Task set:
(a) Translate this sentence from the column on Cesar Chavez and immigration into Spanish: "There, the good profe documents how the position of the union leader regarding illegal immigration changed under pressure from Chicano yaktivists."
(b) Please write a continuation of the column on Cesar Chavez and immigration, starting after its last sentence.

Excerpted passage:

::::

Cesar Chavez: pro-immigration?
Dear Mexican: Whenever I have an immigration debate with my Chicano hermanos who support open borders and get angry at any type of immigration control, they don’t seem to understand the basic laws of economics, such as the fact that migrant workers who pick fruit, work in construction and do other blue-collar jobs can never demand wage increases as long as a steady flow of their friends keeps coming up from the homeland. Will somebody please remind them that Cesar Chavez was against illegal immigration because it ruined his union’s chances of controlling the labor market, unionizing and demanding better pay?
—El Confused-o Gringo-o
Dear Gabacho: I will! Yes, Virginia: Not only was Cesar Chavez against illegal immigration, not only did he speak out against the Mexican invasion before Congress, not only did United Farm Workers members monitor the United States-Mexico border à la the Minutemen, but Chavez even sicced la migra on the undocumented from time to time. The curious case of Chavez and his evolving views on illegal immigration are best explained in UC San Diego professor David G. Gutierrrez’s 1995 book, Walls and Mirrors: Mexican Americans, Mexican Immigrants, and the Politics of Ethnicity. There, the good profe documents how the position of the union leader regarding illegal immigration changed under pressure from Chicano yaktivists. Know Nothings love to repeat Chavez’s initial hatred of open borders, so much so that a page on the UFW’s Web site now claims Chavez was against scabs, not illegal immigration, despite reams of evidence to the contrary. But pointing out Chavez’s original opposition to illegal immigration as validation of one’s anti-immigrant views while disregarding his Aztlanista tendencies is like homophobes basing their bigotry on the Old Testament while not bothering to follow the Nazarene’s insistence on loving thy neighbor. Confused-o Gringo-o: Find a better icon to cherry-pick for your rhetorical needs—unless you believe in the supremacy of la raza above everyone else, that is.

::::

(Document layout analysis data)
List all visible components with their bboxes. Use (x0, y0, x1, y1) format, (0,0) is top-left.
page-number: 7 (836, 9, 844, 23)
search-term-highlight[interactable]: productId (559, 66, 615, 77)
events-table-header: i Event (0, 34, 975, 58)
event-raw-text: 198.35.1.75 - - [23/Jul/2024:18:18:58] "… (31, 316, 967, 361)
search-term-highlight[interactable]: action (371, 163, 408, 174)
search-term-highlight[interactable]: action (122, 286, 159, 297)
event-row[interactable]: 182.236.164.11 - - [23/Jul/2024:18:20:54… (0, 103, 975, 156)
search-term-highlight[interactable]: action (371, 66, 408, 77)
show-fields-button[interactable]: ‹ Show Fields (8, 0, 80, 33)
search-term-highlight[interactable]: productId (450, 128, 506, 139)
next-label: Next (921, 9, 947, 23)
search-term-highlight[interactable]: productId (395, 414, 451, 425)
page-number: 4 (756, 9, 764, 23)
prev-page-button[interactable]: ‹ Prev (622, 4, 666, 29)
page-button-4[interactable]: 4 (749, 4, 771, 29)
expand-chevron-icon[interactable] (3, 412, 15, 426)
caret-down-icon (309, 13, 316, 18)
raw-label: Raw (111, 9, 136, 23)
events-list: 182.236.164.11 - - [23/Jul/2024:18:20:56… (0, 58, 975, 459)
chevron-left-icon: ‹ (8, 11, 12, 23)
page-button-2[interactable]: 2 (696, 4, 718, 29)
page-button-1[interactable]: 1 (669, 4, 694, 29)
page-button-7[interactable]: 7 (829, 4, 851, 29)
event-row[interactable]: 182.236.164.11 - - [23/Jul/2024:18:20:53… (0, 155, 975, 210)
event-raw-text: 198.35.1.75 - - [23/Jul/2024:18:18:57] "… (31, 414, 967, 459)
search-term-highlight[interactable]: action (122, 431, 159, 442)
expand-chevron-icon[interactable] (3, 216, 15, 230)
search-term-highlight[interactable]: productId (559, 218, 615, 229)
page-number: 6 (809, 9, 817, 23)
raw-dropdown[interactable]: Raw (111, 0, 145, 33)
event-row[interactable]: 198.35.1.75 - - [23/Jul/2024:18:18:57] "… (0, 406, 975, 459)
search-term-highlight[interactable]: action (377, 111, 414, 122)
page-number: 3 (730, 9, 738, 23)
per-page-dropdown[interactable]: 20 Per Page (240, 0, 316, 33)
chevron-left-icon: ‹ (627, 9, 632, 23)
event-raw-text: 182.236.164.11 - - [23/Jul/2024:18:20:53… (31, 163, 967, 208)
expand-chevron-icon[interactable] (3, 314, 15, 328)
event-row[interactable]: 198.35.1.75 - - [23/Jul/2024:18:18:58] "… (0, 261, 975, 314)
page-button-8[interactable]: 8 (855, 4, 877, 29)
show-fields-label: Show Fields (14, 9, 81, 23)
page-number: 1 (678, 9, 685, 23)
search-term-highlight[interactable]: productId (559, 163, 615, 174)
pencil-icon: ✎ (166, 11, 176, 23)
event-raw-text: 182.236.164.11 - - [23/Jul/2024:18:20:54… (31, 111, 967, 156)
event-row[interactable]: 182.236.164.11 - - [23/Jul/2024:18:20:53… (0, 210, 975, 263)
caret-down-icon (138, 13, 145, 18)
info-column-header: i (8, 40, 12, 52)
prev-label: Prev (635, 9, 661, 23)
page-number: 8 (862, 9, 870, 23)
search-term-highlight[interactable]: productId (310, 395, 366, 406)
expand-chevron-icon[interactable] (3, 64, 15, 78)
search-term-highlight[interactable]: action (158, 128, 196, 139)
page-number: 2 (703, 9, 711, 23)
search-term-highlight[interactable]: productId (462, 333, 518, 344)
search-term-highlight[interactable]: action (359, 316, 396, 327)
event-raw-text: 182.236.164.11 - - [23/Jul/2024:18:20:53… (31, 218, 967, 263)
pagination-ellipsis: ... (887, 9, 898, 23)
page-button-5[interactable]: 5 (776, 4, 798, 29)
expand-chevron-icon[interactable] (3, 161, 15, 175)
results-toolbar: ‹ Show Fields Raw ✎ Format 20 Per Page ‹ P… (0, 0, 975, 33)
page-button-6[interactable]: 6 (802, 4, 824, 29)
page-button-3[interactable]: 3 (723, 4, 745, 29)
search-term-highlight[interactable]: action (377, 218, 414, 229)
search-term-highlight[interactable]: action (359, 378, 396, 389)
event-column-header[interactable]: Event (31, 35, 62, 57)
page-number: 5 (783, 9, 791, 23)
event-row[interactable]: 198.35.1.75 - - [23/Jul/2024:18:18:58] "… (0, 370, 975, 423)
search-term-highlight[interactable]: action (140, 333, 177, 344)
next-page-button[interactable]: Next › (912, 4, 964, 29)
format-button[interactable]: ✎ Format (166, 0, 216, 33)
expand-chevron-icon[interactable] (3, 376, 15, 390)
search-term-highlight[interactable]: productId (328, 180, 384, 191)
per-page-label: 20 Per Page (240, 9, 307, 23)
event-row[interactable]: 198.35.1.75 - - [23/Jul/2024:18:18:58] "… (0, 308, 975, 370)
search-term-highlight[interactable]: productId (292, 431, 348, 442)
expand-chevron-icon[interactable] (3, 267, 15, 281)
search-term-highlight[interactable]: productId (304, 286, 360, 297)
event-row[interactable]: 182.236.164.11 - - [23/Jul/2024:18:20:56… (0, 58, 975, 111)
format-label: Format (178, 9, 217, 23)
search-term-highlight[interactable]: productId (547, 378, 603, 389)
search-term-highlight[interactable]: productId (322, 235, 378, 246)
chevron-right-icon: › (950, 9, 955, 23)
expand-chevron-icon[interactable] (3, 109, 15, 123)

::::

Answers to the exercises:
(a) Allí, el buen profe documenta cómo la postura del líder sindical respecto a la inmigración ilegal cambió bajo la presión de los yaktivistas chicanos.

(b)
Why are words in Spanish in your column in italics? I feel that including Spanish and Spanglish slang in articles should be read in a natural, conversational way and not be treated special. When I read these italicized words, I feel I should make quote signs with my fingers and read them in a more American accent. Maybe that’s just the way I read them, but wouldn’t it be more worthy to integrate those words into the American language? Either way, it’s something that bugs me in general, not really aimed at your article.
—Putting the “Fun” in “Fundamentalist Grammar”
Dear Wab: Although the Mexican treats American immigration law the same way his countrymen regard the U.S. soccer team, he must grovel to the caudillos that are his copy editors, all of whom would deport me if I didn’t italicize Spanish words. It’s an arcane rule devised long ago by gabachos who figured gabacho readers were too pendejos to know when a word was foreign. I agree that America should integrate more Spanish words than those found on menus and place names—that’s why I use so many of them. Although some Chicano authors don’t italicize Spanish or Spanglish words as a political statement against God-knows-what, I like slanting palabras—it’s a constant reminder for gabachos to get with the programa.